** Begin **
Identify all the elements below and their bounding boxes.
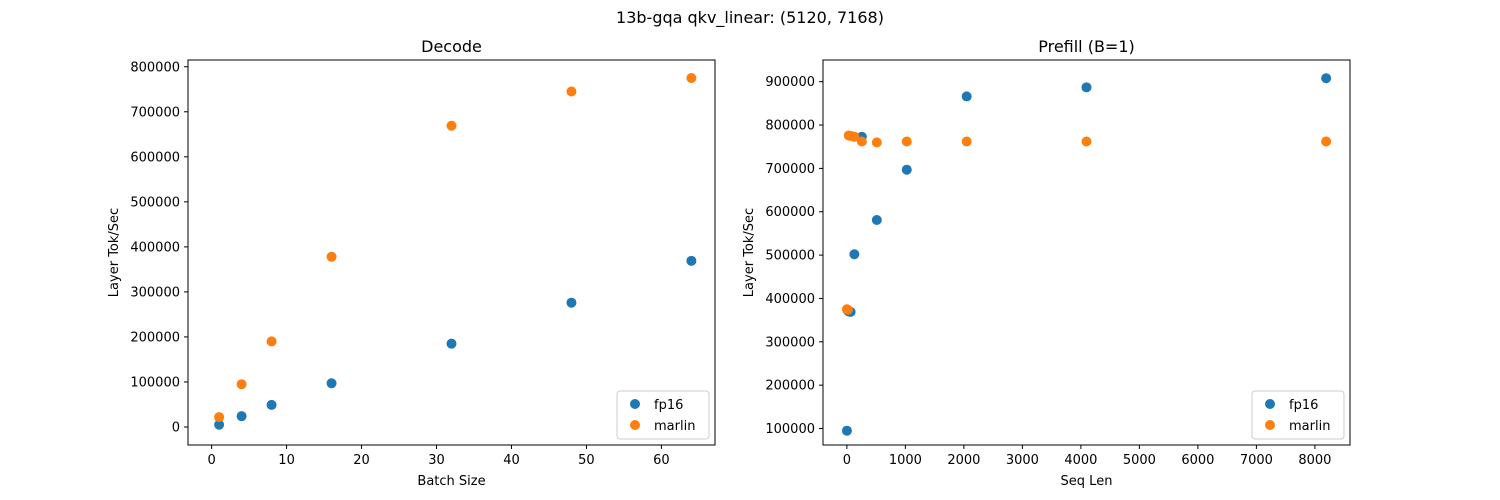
decode-marlin-point bbox=[266, 336, 277, 347]
decode-y-axis-label: Layer Tok/Sec bbox=[107, 208, 122, 297]
prefill-legend-fp16-label: fp16 bbox=[1289, 398, 1318, 413]
figure-title: 13b-gqa qkv_linear: (5120, 7168) bbox=[616, 8, 884, 28]
decode-x-tick-label: 60 bbox=[653, 453, 670, 468]
prefill-y-axis-label: Layer Tok/Sec bbox=[742, 208, 757, 297]
decode-x-tick-label: 30 bbox=[428, 453, 445, 468]
prefill-x-tick-label: 8000 bbox=[1298, 453, 1331, 468]
prefill-chart: Prefill (B=1) 0 1000 2000 3000 4000 5000 6000 70… bbox=[742, 37, 1351, 489]
decode-fp16-point bbox=[686, 255, 697, 266]
decode-y-tick-label: 600000 bbox=[130, 150, 180, 165]
decode-legend-marlin-marker bbox=[630, 420, 640, 430]
prefill-marlin-point bbox=[856, 136, 867, 147]
decode-x-axis-label: Batch Size bbox=[417, 474, 485, 489]
decode-fp16-point bbox=[446, 338, 457, 349]
decode-fp16-point bbox=[214, 419, 225, 430]
prefill-legend-fp16-marker bbox=[1265, 399, 1275, 409]
prefill-y-tick-label: 500000 bbox=[765, 249, 815, 264]
decode-x-tick-label: 0 bbox=[207, 453, 215, 468]
decode-fp16-point bbox=[236, 411, 247, 422]
decode-y-tick-label: 500000 bbox=[130, 195, 180, 210]
decode-legend-marlin-label: marlin bbox=[654, 419, 695, 434]
prefill-y-tick-label: 900000 bbox=[765, 75, 815, 90]
decode-y-tick-label: 800000 bbox=[130, 60, 180, 75]
prefill-fp16-point bbox=[901, 164, 912, 175]
decode-marlin-point bbox=[446, 120, 457, 131]
decode-y-tick-label: 0 bbox=[172, 420, 180, 435]
prefill-x-tick-label: 4000 bbox=[1064, 453, 1097, 468]
prefill-fp16-point bbox=[849, 249, 860, 260]
prefill-x-tick-label: 5000 bbox=[1123, 453, 1156, 468]
decode-fp16-point bbox=[266, 399, 277, 410]
prefill-x-tick-label: 7000 bbox=[1240, 453, 1273, 468]
decode-y-tick-label: 700000 bbox=[130, 105, 180, 120]
prefill-y-tick-label: 200000 bbox=[765, 379, 815, 394]
decode-legend-fp16-label: fp16 bbox=[654, 398, 683, 413]
prefill-y-tick-label: 300000 bbox=[765, 335, 815, 350]
prefill-x-tick-label: 3000 bbox=[1006, 453, 1039, 468]
decode-marlin-point bbox=[566, 86, 577, 97]
decode-fp16-point bbox=[326, 378, 337, 389]
decode-axes-frame bbox=[187, 59, 716, 446]
prefill-fp16-point bbox=[961, 91, 972, 102]
decode-marlin-point bbox=[326, 251, 337, 262]
decode-marlin-point bbox=[236, 379, 247, 390]
prefill-marlin-point bbox=[1321, 136, 1332, 147]
prefill-legend-marlin-label: marlin bbox=[1289, 419, 1330, 434]
decode-x-tick-label: 10 bbox=[278, 453, 295, 468]
decode-legend bbox=[616, 390, 710, 440]
prefill-y-tick-label: 400000 bbox=[765, 292, 815, 307]
prefill-fp16-point bbox=[1321, 73, 1332, 84]
prefill-legend bbox=[1251, 390, 1345, 440]
decode-legend-fp16-marker bbox=[630, 399, 640, 409]
prefill-y-tick-label: 700000 bbox=[765, 162, 815, 177]
prefill-marlin-point bbox=[901, 136, 912, 147]
prefill-y-tick-label: 600000 bbox=[765, 205, 815, 220]
decode-title: Decode bbox=[421, 37, 482, 56]
prefill-legend-marlin-marker bbox=[1265, 420, 1275, 430]
decode-fp16-point bbox=[566, 297, 577, 308]
prefill-marlin-point bbox=[842, 304, 853, 315]
prefill-x-tick-label: 0 bbox=[843, 453, 851, 468]
prefill-fp16-point bbox=[1081, 82, 1092, 93]
decode-y-tick-label: 100000 bbox=[130, 375, 180, 390]
prefill-y-tick-label: 100000 bbox=[765, 422, 815, 437]
decode-y-tick-label: 300000 bbox=[130, 285, 180, 300]
prefill-marlin-point bbox=[961, 136, 972, 147]
decode-x-tick-label: 20 bbox=[353, 453, 370, 468]
prefill-x-tick-label: 1000 bbox=[889, 453, 922, 468]
decode-y-tick-label: 400000 bbox=[130, 240, 180, 255]
prefill-fp16-point bbox=[871, 214, 882, 225]
decode-x-tick-label: 40 bbox=[503, 453, 520, 468]
decode-marlin-point bbox=[214, 412, 225, 423]
prefill-marlin-point bbox=[871, 137, 882, 148]
prefill-axes-frame bbox=[822, 59, 1351, 446]
decode-chart: Decode 0 10 20 30 40 50 60 0 100000 200000 300000 40… bbox=[107, 37, 716, 489]
prefill-marlin-point bbox=[849, 131, 860, 142]
prefill-x-tick-label: 6000 bbox=[1181, 453, 1214, 468]
prefill-x-tick-label: 2000 bbox=[947, 453, 980, 468]
decode-marlin-point bbox=[686, 73, 697, 84]
prefill-marlin-point bbox=[1081, 136, 1092, 147]
prefill-title: Prefill (B=1) bbox=[1038, 37, 1135, 56]
prefill-x-axis-label: Seq Len bbox=[1061, 474, 1113, 489]
prefill-fp16-point bbox=[841, 425, 852, 436]
decode-y-tick-label: 200000 bbox=[130, 330, 180, 345]
decode-x-tick-label: 50 bbox=[578, 453, 595, 468]
prefill-y-tick-label: 800000 bbox=[765, 119, 815, 134]
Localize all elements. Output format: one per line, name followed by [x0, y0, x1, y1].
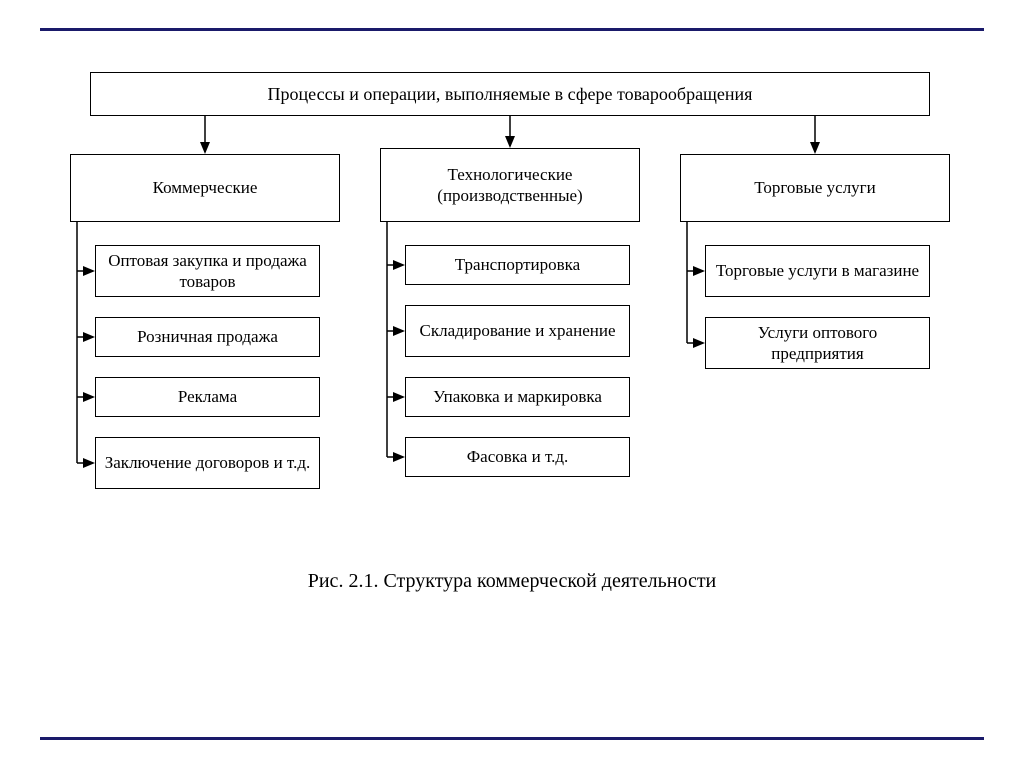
sub-box-1-3: Фасовка и т.д. — [405, 437, 630, 477]
figure-caption: Рис. 2.1. Структура коммерческой деятель… — [0, 570, 1024, 593]
sub-box-2-1: Услуги оптового предприятия — [705, 317, 930, 369]
sub-box-1-2: Упаковка и маркировка — [405, 377, 630, 417]
bottom-rule — [40, 737, 984, 740]
sub-box-1-0: Транспортировка — [405, 245, 630, 285]
sub-box-0-2: Реклама — [95, 377, 320, 417]
category-box-1: Технологические (производственные) — [380, 148, 640, 222]
root-box: Процессы и операции, выполняемые в сфере… — [90, 72, 930, 116]
sub-box-0-1: Розничная продажа — [95, 317, 320, 357]
category-box-0: Коммерческие — [70, 154, 340, 222]
category-box-2: Торговые услуги — [680, 154, 950, 222]
top-rule — [40, 28, 984, 31]
sub-box-1-1: Складирование и хранение — [405, 305, 630, 357]
sub-box-2-0: Торговые услуги в магазине — [705, 245, 930, 297]
sub-box-0-3: Заключение договоров и т.д. — [95, 437, 320, 489]
sub-box-0-0: Оптовая закупка и продажа товаров — [95, 245, 320, 297]
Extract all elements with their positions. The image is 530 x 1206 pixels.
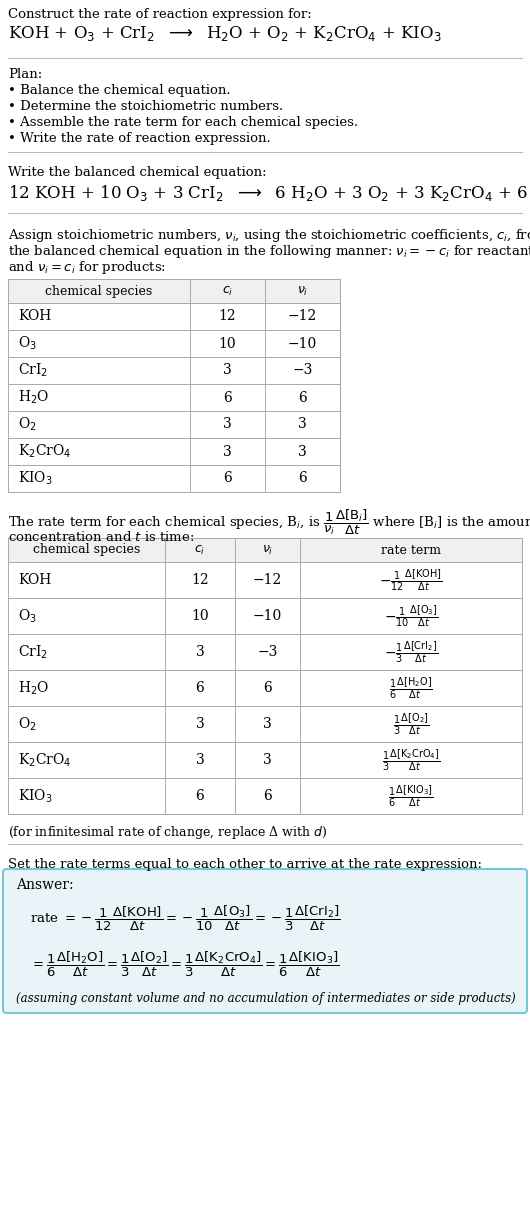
Bar — [8, 706, 522, 742]
Text: K$_2$CrO$_4$: K$_2$CrO$_4$ — [18, 443, 72, 461]
Text: CrI$_2$: CrI$_2$ — [18, 362, 48, 379]
Text: KIO$_3$: KIO$_3$ — [18, 470, 53, 487]
Bar — [8, 438, 340, 466]
Text: chemical species: chemical species — [33, 544, 140, 556]
Text: $-\frac{1}{12}\frac{\Delta[\mathrm{KOH}]}{\Delta t}$: $-\frac{1}{12}\frac{\Delta[\mathrm{KOH}]… — [379, 567, 443, 593]
Text: $\frac{1}{6}\frac{\Delta[\mathrm{H_2O}]}{\Delta t}$: $\frac{1}{6}\frac{\Delta[\mathrm{H_2O}]}… — [389, 675, 433, 701]
Text: KOH: KOH — [18, 310, 51, 323]
Bar — [8, 598, 522, 634]
Text: 3: 3 — [263, 718, 272, 731]
Text: $= \dfrac{1}{6}\dfrac{\Delta[\mathrm{H_2O}]}{\Delta t} = \dfrac{1}{3}\dfrac{\Del: $= \dfrac{1}{6}\dfrac{\Delta[\mathrm{H_2… — [30, 950, 340, 979]
Text: $\nu_i$: $\nu_i$ — [297, 285, 308, 298]
Text: 6: 6 — [298, 472, 307, 486]
Text: −3: −3 — [257, 645, 278, 658]
Text: (for infinitesimal rate of change, replace Δ with $d$): (for infinitesimal rate of change, repla… — [8, 824, 328, 841]
FancyBboxPatch shape — [3, 870, 527, 1013]
Text: 3: 3 — [298, 445, 307, 458]
Text: 6: 6 — [196, 789, 205, 803]
Text: 6: 6 — [196, 681, 205, 695]
Text: −10: −10 — [288, 336, 317, 351]
Text: $c_i$: $c_i$ — [222, 285, 233, 298]
Text: and $\nu_i = c_i$ for products:: and $\nu_i = c_i$ for products: — [8, 259, 166, 276]
Text: 10: 10 — [219, 336, 236, 351]
Text: rate term: rate term — [381, 544, 441, 556]
Text: 3: 3 — [196, 718, 205, 731]
Text: $-\frac{1}{3}\frac{\Delta[\mathrm{CrI_2}]}{\Delta t}$: $-\frac{1}{3}\frac{\Delta[\mathrm{CrI_2}… — [384, 639, 438, 665]
Text: 3: 3 — [223, 363, 232, 377]
Text: −3: −3 — [293, 363, 313, 377]
Bar — [8, 384, 340, 411]
Text: 12: 12 — [219, 310, 236, 323]
Text: KIO$_3$: KIO$_3$ — [18, 788, 53, 804]
Text: $c_i$: $c_i$ — [195, 544, 206, 556]
Text: the balanced chemical equation in the following manner: $\nu_i = -c_i$ for react: the balanced chemical equation in the fo… — [8, 242, 530, 260]
Text: 3: 3 — [223, 445, 232, 458]
Text: O$_2$: O$_2$ — [18, 715, 37, 733]
Text: 3: 3 — [196, 645, 205, 658]
Text: $-\frac{1}{10}\frac{\Delta[\mathrm{O_3}]}{\Delta t}$: $-\frac{1}{10}\frac{\Delta[\mathrm{O_3}]… — [384, 603, 438, 628]
Text: Set the rate terms equal to each other to arrive at the rate expression:: Set the rate terms equal to each other t… — [8, 857, 482, 871]
Text: chemical species: chemical species — [46, 285, 153, 298]
Text: O$_3$: O$_3$ — [18, 335, 37, 352]
Text: $\frac{1}{6}\frac{\Delta[\mathrm{KIO_3}]}{\Delta t}$: $\frac{1}{6}\frac{\Delta[\mathrm{KIO_3}]… — [388, 783, 434, 809]
Bar — [8, 303, 340, 330]
Text: 6: 6 — [223, 472, 232, 486]
Bar — [8, 562, 522, 598]
Bar — [8, 466, 340, 492]
Text: $\frac{1}{3}\frac{\Delta[\mathrm{O_2}]}{\Delta t}$: $\frac{1}{3}\frac{\Delta[\mathrm{O_2}]}{… — [393, 712, 429, 737]
Text: (assuming constant volume and no accumulation of intermediates or side products): (assuming constant volume and no accumul… — [16, 993, 516, 1005]
Text: 3: 3 — [223, 417, 232, 432]
Text: 6: 6 — [263, 789, 272, 803]
Text: rate $= -\dfrac{1}{12}\dfrac{\Delta[\mathrm{KOH}]}{\Delta t} = -\dfrac{1}{10}\df: rate $= -\dfrac{1}{12}\dfrac{\Delta[\mat… — [30, 904, 341, 933]
Text: 10: 10 — [191, 609, 209, 624]
Bar — [8, 357, 340, 384]
Text: Plan:: Plan: — [8, 68, 42, 81]
Text: H$_2$O: H$_2$O — [18, 679, 49, 697]
Text: Assign stoichiometric numbers, $\nu_i$, using the stoichiometric coefficients, $: Assign stoichiometric numbers, $\nu_i$, … — [8, 227, 530, 244]
Text: CrI$_2$: CrI$_2$ — [18, 643, 48, 661]
Text: Write the balanced chemical equation:: Write the balanced chemical equation: — [8, 166, 267, 178]
Text: $\nu_i$: $\nu_i$ — [262, 544, 273, 556]
Bar — [8, 538, 522, 562]
Text: Answer:: Answer: — [16, 878, 74, 892]
Text: O$_3$: O$_3$ — [18, 608, 37, 625]
Text: K$_2$CrO$_4$: K$_2$CrO$_4$ — [18, 751, 72, 768]
Text: $\frac{1}{3}\frac{\Delta[\mathrm{K_2CrO_4}]}{\Delta t}$: $\frac{1}{3}\frac{\Delta[\mathrm{K_2CrO_… — [382, 748, 440, 773]
Bar — [8, 634, 522, 671]
Text: 3: 3 — [298, 417, 307, 432]
Bar — [8, 411, 340, 438]
Bar — [8, 778, 522, 814]
Text: KOH + O$_3$ + CrI$_2$  $\longrightarrow$  H$_2$O + O$_2$ + K$_2$CrO$_4$ + KIO$_3: KOH + O$_3$ + CrI$_2$ $\longrightarrow$ … — [8, 24, 441, 43]
Text: 6: 6 — [223, 391, 232, 404]
Text: • Write the rate of reaction expression.: • Write the rate of reaction expression. — [8, 131, 271, 145]
Text: H$_2$O: H$_2$O — [18, 388, 49, 406]
Text: • Determine the stoichiometric numbers.: • Determine the stoichiometric numbers. — [8, 100, 283, 113]
Bar — [8, 671, 522, 706]
Text: 3: 3 — [196, 753, 205, 767]
Text: O$_2$: O$_2$ — [18, 416, 37, 433]
Text: KOH: KOH — [18, 573, 51, 587]
Text: 6: 6 — [263, 681, 272, 695]
Text: • Balance the chemical equation.: • Balance the chemical equation. — [8, 84, 231, 96]
Text: concentration and $t$ is time:: concentration and $t$ is time: — [8, 529, 195, 544]
Text: −12: −12 — [253, 573, 282, 587]
Text: • Assemble the rate term for each chemical species.: • Assemble the rate term for each chemic… — [8, 116, 358, 129]
Bar — [8, 330, 340, 357]
Text: 12: 12 — [191, 573, 209, 587]
Text: 3: 3 — [263, 753, 272, 767]
Text: −12: −12 — [288, 310, 317, 323]
Text: 12 KOH + 10 O$_3$ + 3 CrI$_2$  $\longrightarrow$  6 H$_2$O + 3 O$_2$ + 3 K$_2$Cr: 12 KOH + 10 O$_3$ + 3 CrI$_2$ $\longrigh… — [8, 183, 530, 203]
Bar — [8, 279, 340, 303]
Text: −10: −10 — [253, 609, 282, 624]
Bar — [8, 742, 522, 778]
Text: 6: 6 — [298, 391, 307, 404]
Text: Construct the rate of reaction expression for:: Construct the rate of reaction expressio… — [8, 8, 312, 21]
Text: The rate term for each chemical species, B$_i$, is $\dfrac{1}{\nu_i}\dfrac{\Delt: The rate term for each chemical species,… — [8, 508, 530, 538]
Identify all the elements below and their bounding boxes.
** End **
→ GIVEN PROBLEM
Copy out, word for word, the lines of the records that start at the line containing "sub-box-1-3: Фасовка и" and stop after the line containing "category-box-2: Торговые услуги".

→ SOLUTION FOR THIS PROBLEM
sub-box-1-3: Фасовка и т.д. — [405, 437, 630, 477]
figure-caption: Рис. 2.1. Структура коммерческой деятель… — [0, 570, 1024, 593]
sub-box-2-1: Услуги оптового предприятия — [705, 317, 930, 369]
sub-box-1-2: Упаковка и маркировка — [405, 377, 630, 417]
bottom-rule — [40, 737, 984, 740]
sub-box-1-0: Транспортировка — [405, 245, 630, 285]
sub-box-0-2: Реклама — [95, 377, 320, 417]
category-box-1: Технологические (производственные) — [380, 148, 640, 222]
root-box: Процессы и операции, выполняемые в сфере… — [90, 72, 930, 116]
sub-box-0-1: Розничная продажа — [95, 317, 320, 357]
category-box-0: Коммерческие — [70, 154, 340, 222]
category-box-2: Торговые услуги — [680, 154, 950, 222]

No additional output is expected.